* [Work required] The records below need retyping in full; give them again exactly.

* [Excerpted data]
— begin —

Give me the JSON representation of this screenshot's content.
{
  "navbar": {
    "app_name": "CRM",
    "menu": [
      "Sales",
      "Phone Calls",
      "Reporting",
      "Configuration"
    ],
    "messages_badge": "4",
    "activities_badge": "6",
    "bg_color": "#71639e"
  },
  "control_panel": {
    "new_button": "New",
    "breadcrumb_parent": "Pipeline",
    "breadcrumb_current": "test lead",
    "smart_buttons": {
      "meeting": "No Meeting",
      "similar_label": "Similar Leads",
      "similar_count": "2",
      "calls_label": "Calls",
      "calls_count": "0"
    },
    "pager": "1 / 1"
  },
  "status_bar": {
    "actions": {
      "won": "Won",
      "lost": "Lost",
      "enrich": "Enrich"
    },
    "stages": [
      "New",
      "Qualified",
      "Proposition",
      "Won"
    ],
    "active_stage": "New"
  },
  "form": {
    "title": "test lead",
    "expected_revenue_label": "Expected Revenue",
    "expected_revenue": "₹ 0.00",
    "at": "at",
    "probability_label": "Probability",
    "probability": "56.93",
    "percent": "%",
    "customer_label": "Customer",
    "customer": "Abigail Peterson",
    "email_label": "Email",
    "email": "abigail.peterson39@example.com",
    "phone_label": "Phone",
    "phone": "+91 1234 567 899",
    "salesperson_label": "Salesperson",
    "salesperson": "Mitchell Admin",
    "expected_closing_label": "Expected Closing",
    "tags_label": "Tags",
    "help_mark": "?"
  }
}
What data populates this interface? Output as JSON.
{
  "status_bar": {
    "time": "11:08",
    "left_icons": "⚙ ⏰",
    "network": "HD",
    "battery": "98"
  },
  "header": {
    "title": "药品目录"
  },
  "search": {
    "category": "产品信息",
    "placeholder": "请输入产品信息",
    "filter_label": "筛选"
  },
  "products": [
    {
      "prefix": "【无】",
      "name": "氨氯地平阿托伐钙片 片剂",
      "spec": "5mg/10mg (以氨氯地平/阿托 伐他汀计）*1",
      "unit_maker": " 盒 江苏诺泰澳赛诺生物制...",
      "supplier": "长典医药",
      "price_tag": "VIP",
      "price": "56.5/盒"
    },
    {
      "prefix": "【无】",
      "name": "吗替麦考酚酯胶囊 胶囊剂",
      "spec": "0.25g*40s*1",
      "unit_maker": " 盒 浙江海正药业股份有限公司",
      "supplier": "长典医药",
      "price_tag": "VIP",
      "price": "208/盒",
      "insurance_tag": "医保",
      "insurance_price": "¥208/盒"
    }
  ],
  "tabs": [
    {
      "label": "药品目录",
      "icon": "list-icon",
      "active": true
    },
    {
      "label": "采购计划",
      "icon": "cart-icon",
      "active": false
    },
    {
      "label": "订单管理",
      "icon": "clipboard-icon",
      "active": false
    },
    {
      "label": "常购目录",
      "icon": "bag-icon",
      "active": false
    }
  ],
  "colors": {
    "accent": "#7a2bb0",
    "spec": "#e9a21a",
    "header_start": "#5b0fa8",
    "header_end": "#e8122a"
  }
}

— end —

* [Right answer]
Give me the JSON representation of this screenshot's content.
{
  "navbar": {
    "app_name": "CRM",
    "menu": [
      "Sales",
      "Phone Calls",
      "Reporting",
      "Configuration"
    ],
    "messages_badge": "4",
    "activities_badge": "6",
    "bg_color": "#71639e"
  },
  "control_panel": {
    "new_button": "New",
    "breadcrumb_parent": "Pipeline",
    "breadcrumb_current": "test lead",
    "smart_buttons": {
      "meeting": "No Meeting",
      "similar_label": "Similar Leads",
      "similar_count": "2",
      "calls_label": "Calls",
      "calls_count": "0"
    },
    "pager": "1 / 1"
  },
  "status_bar": {
    "actions": {
      "won": "Won",
      "lost": "Lost",
      "enrich": "Enrich"
    },
    "stages": [
      "New",
      "Qualified",
      "Proposition",
      "Won"
    ],
    "active_stage": "New"
  },
  "form": {
    "title": "test lead",
    "expected_revenue_label": "Expected Revenue",
    "expected_revenue": "₹ 0.00",
    "at": "at",
    "probability_label": "Probability",
    "probability": "56.93",
    "percent": "%",
    "customer_label": "Customer",
    "customer": "Abigail Peterson",
    "email_label": "Email",
    "email": "abigail.peterson39@example.com",
    "phone_label": "Phone",
    "phone": "+91 1234 567 899",
    "salesperson_label": "Salesperson",
    "salesperson": "Mitchell Admin",
    "expected_closing_label": "Expected Closing",
    "tags_label": "Tags",
    "help_mark": "?"
  }
}
What data populates this interface? Output as JSON.
{
  "status_bar": {
    "time": "11:08",
    "left_icons": "⚙ ⏰",
    "network": "HD",
    "battery": "98"
  },
  "header": {
    "title": "药品目录"
  },
  "search": {
    "category": "产品信息",
    "placeholder": "请输入产品信息",
    "filter_label": "筛选"
  },
  "products": [
    {
      "prefix": "【无】",
      "name": "氨氯地平阿托伐钙片 片剂",
      "spec": "5mg/10mg (以氨氯地平/阿托 伐他汀计）*1",
      "unit_maker": " 盒 江苏诺泰澳赛诺生物制...",
      "supplier": "长典医药",
      "price_tag": "VIP",
      "price": "56.5/盒"
    },
    {
      "prefix": "【无】",
      "name": "吗替麦考酚酯胶囊 胶囊剂",
      "spec": "0.25g*40s*1",
      "unit_maker": " 盒 浙江海正药业股份有限公司",
      "supplier": "长典医药",
      "price_tag": "VIP",
      "price": "208/盒",
      "insurance_tag": "医保",
      "insurance_price": "¥208/盒"
    }
  ],
  "tabs": [
    {
      "label": "药品目录",
      "icon": "list-icon",
      "active": true
    },
    {
      "label": "采购计划",
      "icon": "cart-icon",
      "active": false
    },
    {
      "label": "订单管理",
      "icon": "clipboard-icon",
      "active": false
    },
    {
      "label": "常购目录",
      "icon": "bag-icon",
      "active": false
    }
  ],
  "colors": {
    "accent": "#7a2bb0",
    "spec": "#e9a21a",
    "header_start": "#5b0fa8",
    "header_end": "#e8122a"
  }
}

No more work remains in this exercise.